▶ [CHALLENGE]: Below is a block of records; reproduce all of them exactly and leave out any pictures.

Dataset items
▬▬▬
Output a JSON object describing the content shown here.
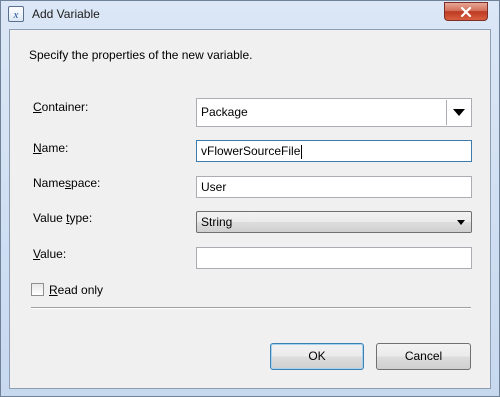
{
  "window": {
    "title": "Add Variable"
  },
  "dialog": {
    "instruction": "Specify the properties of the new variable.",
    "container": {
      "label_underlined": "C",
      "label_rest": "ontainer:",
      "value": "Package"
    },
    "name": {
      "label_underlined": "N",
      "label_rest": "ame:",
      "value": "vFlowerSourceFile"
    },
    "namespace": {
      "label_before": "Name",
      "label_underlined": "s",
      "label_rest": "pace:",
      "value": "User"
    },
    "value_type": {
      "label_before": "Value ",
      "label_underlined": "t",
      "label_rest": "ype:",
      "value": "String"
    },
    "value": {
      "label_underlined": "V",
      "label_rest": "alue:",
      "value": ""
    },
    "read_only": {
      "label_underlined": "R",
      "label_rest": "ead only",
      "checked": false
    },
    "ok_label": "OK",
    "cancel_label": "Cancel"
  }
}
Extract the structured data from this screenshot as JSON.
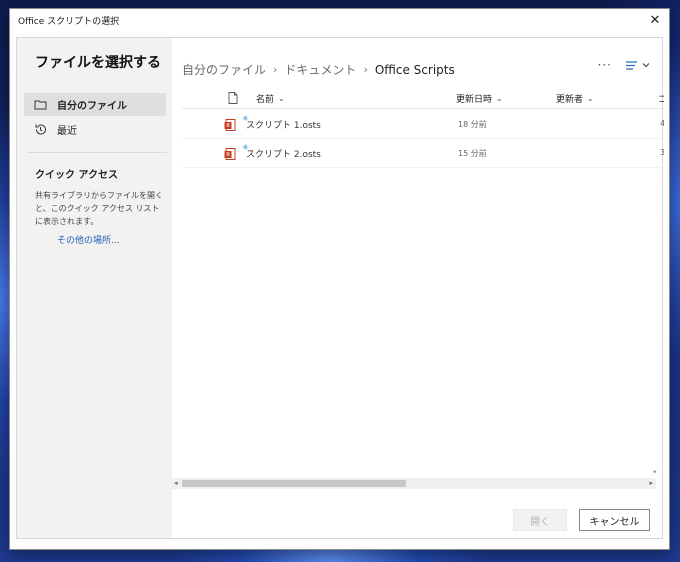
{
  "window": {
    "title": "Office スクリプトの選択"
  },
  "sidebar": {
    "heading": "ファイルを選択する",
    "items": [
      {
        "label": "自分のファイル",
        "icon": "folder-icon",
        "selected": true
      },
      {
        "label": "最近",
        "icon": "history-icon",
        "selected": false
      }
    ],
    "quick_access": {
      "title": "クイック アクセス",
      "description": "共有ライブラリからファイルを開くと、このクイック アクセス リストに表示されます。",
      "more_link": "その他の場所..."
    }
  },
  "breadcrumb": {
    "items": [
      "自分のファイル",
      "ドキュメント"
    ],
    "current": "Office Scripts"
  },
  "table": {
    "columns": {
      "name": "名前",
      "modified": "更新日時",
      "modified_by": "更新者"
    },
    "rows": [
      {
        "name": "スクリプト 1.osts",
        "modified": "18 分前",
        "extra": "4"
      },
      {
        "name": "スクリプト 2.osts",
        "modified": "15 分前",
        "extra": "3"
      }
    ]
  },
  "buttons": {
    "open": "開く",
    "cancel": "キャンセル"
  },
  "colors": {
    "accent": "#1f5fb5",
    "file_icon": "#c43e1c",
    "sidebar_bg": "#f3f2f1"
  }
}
▬▬▬
▶ [ANSWER IN FULL]:
Output a JSON object describing the content shown here.
{
  "window": {
    "title": "Add Variable"
  },
  "dialog": {
    "instruction": "Specify the properties of the new variable.",
    "container": {
      "label_underlined": "C",
      "label_rest": "ontainer:",
      "value": "Package"
    },
    "name": {
      "label_underlined": "N",
      "label_rest": "ame:",
      "value": "vFlowerSourceFile"
    },
    "namespace": {
      "label_before": "Name",
      "label_underlined": "s",
      "label_rest": "pace:",
      "value": "User"
    },
    "value_type": {
      "label_before": "Value ",
      "label_underlined": "t",
      "label_rest": "ype:",
      "value": "String"
    },
    "value": {
      "label_underlined": "V",
      "label_rest": "alue:",
      "value": ""
    },
    "read_only": {
      "label_underlined": "R",
      "label_rest": "ead only",
      "checked": false
    },
    "ok_label": "OK",
    "cancel_label": "Cancel"
  }
}
Extract the structured data from this screenshot as JSON.
{
  "window": {
    "title": "Office スクリプトの選択"
  },
  "sidebar": {
    "heading": "ファイルを選択する",
    "items": [
      {
        "label": "自分のファイル",
        "icon": "folder-icon",
        "selected": true
      },
      {
        "label": "最近",
        "icon": "history-icon",
        "selected": false
      }
    ],
    "quick_access": {
      "title": "クイック アクセス",
      "description": "共有ライブラリからファイルを開くと、このクイック アクセス リストに表示されます。",
      "more_link": "その他の場所..."
    }
  },
  "breadcrumb": {
    "items": [
      "自分のファイル",
      "ドキュメント"
    ],
    "current": "Office Scripts"
  },
  "table": {
    "columns": {
      "name": "名前",
      "modified": "更新日時",
      "modified_by": "更新者"
    },
    "rows": [
      {
        "name": "スクリプト 1.osts",
        "modified": "18 分前",
        "extra": "4"
      },
      {
        "name": "スクリプト 2.osts",
        "modified": "15 分前",
        "extra": "3"
      }
    ]
  },
  "buttons": {
    "open": "開く",
    "cancel": "キャンセル"
  },
  "colors": {
    "accent": "#1f5fb5",
    "file_icon": "#c43e1c",
    "sidebar_bg": "#f3f2f1"
  }
}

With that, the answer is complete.